◆ **What you have to do**
Copy out each line of the data holding "name".

::::

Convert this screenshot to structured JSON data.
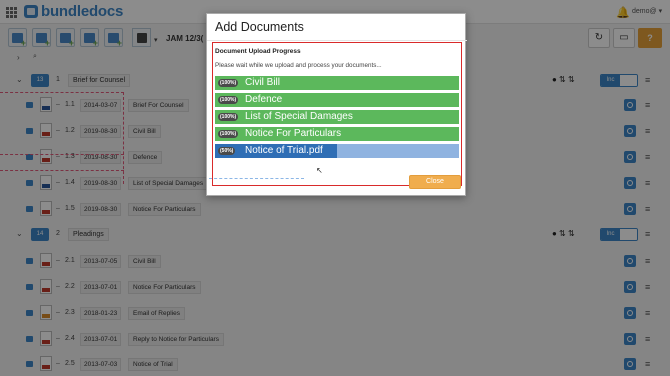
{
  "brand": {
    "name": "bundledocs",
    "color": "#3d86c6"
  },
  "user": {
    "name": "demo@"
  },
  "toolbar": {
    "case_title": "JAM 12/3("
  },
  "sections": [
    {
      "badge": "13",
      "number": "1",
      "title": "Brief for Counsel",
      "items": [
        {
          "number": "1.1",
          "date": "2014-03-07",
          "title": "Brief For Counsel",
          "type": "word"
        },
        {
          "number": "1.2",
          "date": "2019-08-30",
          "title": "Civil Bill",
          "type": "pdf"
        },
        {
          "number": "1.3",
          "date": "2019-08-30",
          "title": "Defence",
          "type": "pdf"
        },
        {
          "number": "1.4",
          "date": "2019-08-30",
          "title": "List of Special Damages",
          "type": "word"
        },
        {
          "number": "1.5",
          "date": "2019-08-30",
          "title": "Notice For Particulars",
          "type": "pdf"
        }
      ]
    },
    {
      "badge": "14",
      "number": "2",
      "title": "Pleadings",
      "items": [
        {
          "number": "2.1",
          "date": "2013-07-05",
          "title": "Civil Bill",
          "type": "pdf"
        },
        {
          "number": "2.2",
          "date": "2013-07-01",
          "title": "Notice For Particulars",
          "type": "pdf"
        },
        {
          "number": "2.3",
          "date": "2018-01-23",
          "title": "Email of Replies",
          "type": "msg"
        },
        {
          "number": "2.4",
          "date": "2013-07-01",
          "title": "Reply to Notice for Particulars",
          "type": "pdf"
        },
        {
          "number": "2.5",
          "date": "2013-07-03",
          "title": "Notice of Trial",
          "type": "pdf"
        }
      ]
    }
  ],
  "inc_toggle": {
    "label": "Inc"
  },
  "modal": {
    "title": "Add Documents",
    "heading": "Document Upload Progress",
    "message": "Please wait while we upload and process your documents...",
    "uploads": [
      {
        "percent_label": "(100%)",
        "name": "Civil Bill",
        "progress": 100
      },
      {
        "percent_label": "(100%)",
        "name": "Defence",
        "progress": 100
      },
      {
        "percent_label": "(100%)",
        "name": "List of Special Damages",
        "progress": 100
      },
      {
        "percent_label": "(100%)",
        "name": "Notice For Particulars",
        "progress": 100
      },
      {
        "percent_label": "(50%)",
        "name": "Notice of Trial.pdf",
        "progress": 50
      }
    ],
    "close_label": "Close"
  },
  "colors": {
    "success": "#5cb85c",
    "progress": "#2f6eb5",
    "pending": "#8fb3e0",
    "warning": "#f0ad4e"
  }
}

::::

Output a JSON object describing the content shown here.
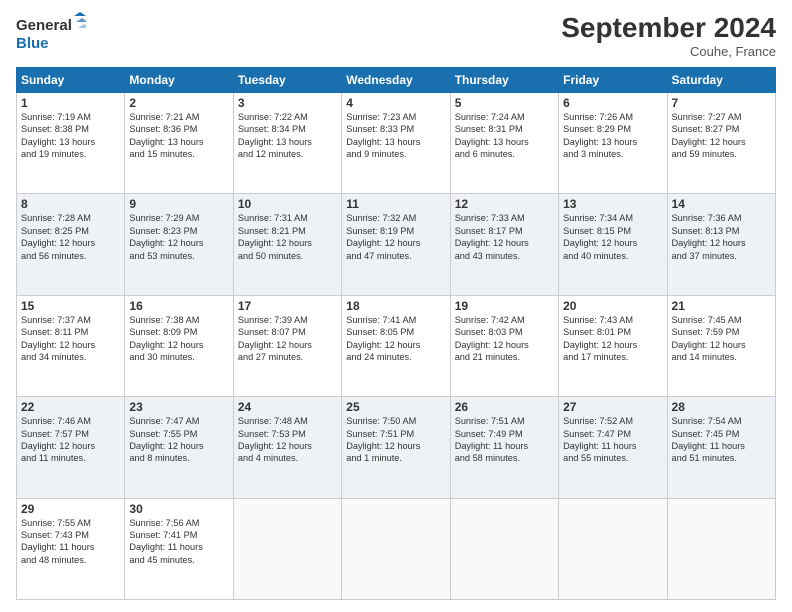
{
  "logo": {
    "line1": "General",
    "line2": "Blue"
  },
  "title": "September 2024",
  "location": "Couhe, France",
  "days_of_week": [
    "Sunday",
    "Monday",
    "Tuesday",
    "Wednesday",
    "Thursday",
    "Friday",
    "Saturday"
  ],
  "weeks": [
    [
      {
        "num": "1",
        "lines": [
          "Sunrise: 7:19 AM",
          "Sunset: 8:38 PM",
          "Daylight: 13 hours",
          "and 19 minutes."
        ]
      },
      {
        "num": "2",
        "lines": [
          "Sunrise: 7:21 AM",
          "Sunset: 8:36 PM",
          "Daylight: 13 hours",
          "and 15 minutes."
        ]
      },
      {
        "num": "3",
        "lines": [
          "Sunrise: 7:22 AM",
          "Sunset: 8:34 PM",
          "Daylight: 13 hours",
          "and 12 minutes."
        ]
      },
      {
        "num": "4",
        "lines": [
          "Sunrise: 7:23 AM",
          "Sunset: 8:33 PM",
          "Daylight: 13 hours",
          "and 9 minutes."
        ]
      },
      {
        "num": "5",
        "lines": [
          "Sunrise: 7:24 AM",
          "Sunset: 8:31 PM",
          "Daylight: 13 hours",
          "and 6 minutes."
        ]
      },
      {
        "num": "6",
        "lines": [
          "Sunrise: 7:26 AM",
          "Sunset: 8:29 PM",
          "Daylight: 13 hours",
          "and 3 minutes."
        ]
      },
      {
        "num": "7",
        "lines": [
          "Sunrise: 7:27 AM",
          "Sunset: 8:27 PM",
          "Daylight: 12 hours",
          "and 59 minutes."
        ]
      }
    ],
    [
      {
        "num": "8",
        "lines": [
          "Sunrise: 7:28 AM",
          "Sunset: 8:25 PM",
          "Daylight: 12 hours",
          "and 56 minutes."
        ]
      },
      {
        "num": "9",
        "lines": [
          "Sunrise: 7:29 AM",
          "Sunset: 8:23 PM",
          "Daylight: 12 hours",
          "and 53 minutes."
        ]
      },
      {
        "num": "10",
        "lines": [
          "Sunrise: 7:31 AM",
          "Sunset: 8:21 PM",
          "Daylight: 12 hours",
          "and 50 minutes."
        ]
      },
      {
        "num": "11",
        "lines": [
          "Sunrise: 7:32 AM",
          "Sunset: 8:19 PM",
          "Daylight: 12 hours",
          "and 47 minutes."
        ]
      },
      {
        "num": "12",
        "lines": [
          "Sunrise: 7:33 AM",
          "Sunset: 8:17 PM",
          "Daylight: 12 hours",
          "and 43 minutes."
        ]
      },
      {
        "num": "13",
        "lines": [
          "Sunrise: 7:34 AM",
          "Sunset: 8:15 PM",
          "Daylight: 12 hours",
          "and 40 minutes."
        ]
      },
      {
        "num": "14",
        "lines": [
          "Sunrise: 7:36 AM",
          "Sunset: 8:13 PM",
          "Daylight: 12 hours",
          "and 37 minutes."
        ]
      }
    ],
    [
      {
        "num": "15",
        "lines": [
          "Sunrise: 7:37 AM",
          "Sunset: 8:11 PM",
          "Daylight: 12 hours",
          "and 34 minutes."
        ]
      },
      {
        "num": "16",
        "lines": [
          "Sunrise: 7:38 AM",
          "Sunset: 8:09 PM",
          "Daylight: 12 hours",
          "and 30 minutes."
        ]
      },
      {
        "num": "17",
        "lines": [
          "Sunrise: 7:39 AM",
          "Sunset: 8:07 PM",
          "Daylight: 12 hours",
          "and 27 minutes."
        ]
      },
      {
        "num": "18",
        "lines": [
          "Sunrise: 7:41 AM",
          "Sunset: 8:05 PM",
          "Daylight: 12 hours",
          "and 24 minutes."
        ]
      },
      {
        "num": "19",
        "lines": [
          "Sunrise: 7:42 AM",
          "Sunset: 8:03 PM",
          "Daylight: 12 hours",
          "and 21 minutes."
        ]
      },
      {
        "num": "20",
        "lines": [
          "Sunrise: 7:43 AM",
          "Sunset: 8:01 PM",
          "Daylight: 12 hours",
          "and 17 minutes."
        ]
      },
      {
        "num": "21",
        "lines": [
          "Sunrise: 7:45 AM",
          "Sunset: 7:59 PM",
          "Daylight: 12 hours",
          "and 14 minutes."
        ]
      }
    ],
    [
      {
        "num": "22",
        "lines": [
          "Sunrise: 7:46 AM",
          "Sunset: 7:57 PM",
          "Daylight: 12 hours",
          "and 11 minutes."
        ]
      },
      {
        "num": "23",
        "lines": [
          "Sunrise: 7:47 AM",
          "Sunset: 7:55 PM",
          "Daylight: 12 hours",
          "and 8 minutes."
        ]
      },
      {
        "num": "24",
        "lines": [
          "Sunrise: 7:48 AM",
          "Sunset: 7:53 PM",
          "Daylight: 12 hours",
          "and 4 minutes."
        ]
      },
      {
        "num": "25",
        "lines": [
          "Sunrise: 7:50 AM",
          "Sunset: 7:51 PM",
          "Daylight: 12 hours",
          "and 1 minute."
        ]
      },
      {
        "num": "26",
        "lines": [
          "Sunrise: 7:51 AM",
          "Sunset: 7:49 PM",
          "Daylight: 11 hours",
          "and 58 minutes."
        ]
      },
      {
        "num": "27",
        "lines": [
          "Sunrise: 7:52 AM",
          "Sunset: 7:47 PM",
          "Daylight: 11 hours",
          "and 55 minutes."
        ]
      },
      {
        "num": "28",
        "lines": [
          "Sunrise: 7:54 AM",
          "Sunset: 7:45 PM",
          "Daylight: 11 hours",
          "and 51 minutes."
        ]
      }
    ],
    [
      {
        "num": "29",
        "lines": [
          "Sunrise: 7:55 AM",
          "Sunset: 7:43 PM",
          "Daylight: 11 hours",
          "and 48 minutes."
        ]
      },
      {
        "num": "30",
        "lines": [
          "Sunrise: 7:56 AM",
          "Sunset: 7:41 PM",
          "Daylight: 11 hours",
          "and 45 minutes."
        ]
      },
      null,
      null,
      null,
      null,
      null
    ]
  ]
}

::::

◆ **Task result**
    "name": "bundledocs",
    "name": "demo@"
        "name": "Civil Bill",
        "name": "Defence",
        "name": "List of Special Damages",
        "name": "Notice For Particulars",
        "name": "Notice of Trial.pdf",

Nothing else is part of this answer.